--- START The records ---

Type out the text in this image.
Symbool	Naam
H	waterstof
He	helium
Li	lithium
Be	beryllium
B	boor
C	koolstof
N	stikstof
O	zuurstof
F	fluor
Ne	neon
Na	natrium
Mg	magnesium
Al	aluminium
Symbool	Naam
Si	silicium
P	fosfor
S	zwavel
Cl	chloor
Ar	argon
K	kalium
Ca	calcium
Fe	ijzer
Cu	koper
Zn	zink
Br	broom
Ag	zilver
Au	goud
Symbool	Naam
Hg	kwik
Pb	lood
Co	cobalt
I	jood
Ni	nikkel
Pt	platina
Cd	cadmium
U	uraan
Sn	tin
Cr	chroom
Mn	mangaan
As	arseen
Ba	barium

--- END The records ---

| Work to do |
Return each line of the records above exactly as it reads.

| Answer for the task |
Type out the text in this image.
Symbool	Naam
H	waterstof
He	helium
Li	lithium
Be	beryllium
B	boor
C	koolstof
N	stikstof
O	zuurstof
F	fluor
Ne	neon
Na	natrium
Mg	magnesium
Al	aluminium
Symbool	Naam
Si	silicium
P	fosfor
S	zwavel
Cl	chloor
Ar	argon
K	kalium
Ca	calcium
Fe	ijzer
Cu	koper
Zn	zink
Br	broom
Ag	zilver
Au	goud
Symbool	Naam
Hg	kwik
Pb	lood
Co	cobalt
I	jood
Ni	nikkel
Pt	platina
Cd	cadmium
U	uraan
Sn	tin
Cr	chroom
Mn	mangaan
As	arseen
Ba	barium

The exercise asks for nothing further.